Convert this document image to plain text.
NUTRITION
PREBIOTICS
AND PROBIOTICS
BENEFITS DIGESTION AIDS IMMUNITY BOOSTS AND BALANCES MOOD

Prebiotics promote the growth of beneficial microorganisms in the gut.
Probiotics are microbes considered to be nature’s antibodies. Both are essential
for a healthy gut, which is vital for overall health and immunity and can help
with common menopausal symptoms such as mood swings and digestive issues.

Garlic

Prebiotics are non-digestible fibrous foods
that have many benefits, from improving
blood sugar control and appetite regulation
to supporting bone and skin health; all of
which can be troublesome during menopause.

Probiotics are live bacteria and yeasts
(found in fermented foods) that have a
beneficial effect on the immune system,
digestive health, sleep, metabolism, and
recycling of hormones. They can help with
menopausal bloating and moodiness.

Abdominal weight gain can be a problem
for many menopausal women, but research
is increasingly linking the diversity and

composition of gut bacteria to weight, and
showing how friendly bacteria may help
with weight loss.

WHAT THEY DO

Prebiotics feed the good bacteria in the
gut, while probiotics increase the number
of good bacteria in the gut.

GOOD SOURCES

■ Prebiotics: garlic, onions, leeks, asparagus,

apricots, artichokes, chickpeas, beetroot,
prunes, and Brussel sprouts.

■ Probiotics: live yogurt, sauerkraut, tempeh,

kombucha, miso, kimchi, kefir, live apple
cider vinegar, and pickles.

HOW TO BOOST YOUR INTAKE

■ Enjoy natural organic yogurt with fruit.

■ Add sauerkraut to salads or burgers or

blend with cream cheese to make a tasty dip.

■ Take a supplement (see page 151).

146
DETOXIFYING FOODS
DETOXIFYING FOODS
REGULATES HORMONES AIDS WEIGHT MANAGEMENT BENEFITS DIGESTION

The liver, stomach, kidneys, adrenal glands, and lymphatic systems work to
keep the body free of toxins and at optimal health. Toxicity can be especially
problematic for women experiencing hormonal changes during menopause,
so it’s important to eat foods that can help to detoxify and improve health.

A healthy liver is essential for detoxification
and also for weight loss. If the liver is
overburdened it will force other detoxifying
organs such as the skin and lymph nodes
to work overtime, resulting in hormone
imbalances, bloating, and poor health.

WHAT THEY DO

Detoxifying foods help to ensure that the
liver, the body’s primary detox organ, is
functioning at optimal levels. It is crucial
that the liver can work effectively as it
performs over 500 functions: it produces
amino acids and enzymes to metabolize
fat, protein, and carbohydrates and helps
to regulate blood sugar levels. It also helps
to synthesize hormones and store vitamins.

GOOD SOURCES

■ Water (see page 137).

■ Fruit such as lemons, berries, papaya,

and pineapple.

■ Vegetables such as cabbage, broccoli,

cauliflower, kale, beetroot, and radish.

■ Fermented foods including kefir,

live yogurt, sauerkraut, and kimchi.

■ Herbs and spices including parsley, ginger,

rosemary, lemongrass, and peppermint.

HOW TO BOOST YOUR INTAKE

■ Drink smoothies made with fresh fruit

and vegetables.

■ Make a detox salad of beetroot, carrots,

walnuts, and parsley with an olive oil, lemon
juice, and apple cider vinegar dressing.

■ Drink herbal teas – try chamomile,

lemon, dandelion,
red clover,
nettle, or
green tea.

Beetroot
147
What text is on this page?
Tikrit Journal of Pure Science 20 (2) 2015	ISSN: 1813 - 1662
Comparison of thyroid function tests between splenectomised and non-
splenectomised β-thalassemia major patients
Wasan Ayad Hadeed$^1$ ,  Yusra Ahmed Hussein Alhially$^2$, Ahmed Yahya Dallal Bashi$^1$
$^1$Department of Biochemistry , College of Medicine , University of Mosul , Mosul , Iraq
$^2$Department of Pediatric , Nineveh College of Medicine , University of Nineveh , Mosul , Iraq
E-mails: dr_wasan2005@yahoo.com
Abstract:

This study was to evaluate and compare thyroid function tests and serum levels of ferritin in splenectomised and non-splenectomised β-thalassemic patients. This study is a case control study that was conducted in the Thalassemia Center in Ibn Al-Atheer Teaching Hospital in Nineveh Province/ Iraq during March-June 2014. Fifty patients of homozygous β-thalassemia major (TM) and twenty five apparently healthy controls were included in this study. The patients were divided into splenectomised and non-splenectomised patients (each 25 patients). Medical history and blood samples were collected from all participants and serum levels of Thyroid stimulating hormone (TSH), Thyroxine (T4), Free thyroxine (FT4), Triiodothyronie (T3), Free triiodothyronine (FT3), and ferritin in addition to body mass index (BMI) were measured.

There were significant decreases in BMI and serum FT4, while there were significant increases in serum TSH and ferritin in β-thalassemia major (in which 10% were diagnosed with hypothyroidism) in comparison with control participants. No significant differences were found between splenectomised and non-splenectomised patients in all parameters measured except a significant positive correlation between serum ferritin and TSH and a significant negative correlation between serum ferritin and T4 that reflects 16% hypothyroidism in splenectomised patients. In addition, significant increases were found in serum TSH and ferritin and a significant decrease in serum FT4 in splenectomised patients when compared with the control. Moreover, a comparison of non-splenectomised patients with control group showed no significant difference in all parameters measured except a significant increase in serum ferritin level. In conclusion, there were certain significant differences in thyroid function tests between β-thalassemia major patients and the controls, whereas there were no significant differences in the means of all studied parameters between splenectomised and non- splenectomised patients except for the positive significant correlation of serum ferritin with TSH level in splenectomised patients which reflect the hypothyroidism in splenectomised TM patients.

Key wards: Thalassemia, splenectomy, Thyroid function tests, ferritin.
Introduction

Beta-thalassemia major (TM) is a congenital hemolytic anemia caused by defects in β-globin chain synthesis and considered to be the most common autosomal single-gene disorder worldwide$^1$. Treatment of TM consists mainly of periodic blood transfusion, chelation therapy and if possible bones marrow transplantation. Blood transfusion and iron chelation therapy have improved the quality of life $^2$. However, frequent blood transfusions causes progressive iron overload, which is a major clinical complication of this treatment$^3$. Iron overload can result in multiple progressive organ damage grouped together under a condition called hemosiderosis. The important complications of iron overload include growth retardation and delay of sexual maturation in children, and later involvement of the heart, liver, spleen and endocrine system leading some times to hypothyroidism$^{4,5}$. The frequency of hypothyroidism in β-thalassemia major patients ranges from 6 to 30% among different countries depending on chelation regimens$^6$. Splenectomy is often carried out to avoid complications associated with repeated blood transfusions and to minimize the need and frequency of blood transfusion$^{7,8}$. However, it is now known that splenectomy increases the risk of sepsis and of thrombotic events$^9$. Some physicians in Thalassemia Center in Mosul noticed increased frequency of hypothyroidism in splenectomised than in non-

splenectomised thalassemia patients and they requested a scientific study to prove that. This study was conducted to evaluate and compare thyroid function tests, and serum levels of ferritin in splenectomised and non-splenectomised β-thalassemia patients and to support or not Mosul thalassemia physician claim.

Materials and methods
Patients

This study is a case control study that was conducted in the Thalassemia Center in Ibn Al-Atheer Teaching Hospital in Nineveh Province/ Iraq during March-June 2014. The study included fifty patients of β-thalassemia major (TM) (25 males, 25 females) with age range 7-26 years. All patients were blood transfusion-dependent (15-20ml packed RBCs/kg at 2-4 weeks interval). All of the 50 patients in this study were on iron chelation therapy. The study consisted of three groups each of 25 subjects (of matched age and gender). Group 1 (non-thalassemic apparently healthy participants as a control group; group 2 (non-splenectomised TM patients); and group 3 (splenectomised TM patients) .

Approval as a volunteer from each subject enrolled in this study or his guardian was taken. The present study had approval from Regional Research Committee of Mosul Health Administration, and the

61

Required action => Check each line above for the word "evaluate" and copy the ones that have it.

Reply to the task =>
This study was to evaluate and compare thyroid function tests and serum levels of ferritin in splenectomised and non-splenectomised β-thalassemic patients. This study is a case control study that was conducted in the Thalassemia Center in Ibn Al-Atheer Teaching Hospital in Nineveh Province/ Iraq during March-June 2014. Fifty patients of homozygous β-thalassemia major (TM) and twenty five apparently healthy controls were included in this study. The patients were divided into splenectomised and non-splenectomised patients (each 25 patients). Medical history and blood samples were collected from all participants and serum levels of Thyroid stimulating hormone (TSH), Thyroxine (T4), Free thyroxine (FT4), Triiodothyronie (T3), Free triiodothyronine (FT3), and ferritin in addition to body mass index (BMI) were measured.
splenectomised thalassemia patients and they requested a scientific study to prove that. This study was conducted to evaluate and compare thyroid function tests, and serum levels of ferritin in splenectomised and non-splenectomised β-thalassemia patients and to support or not Mosul thalassemia physician claim.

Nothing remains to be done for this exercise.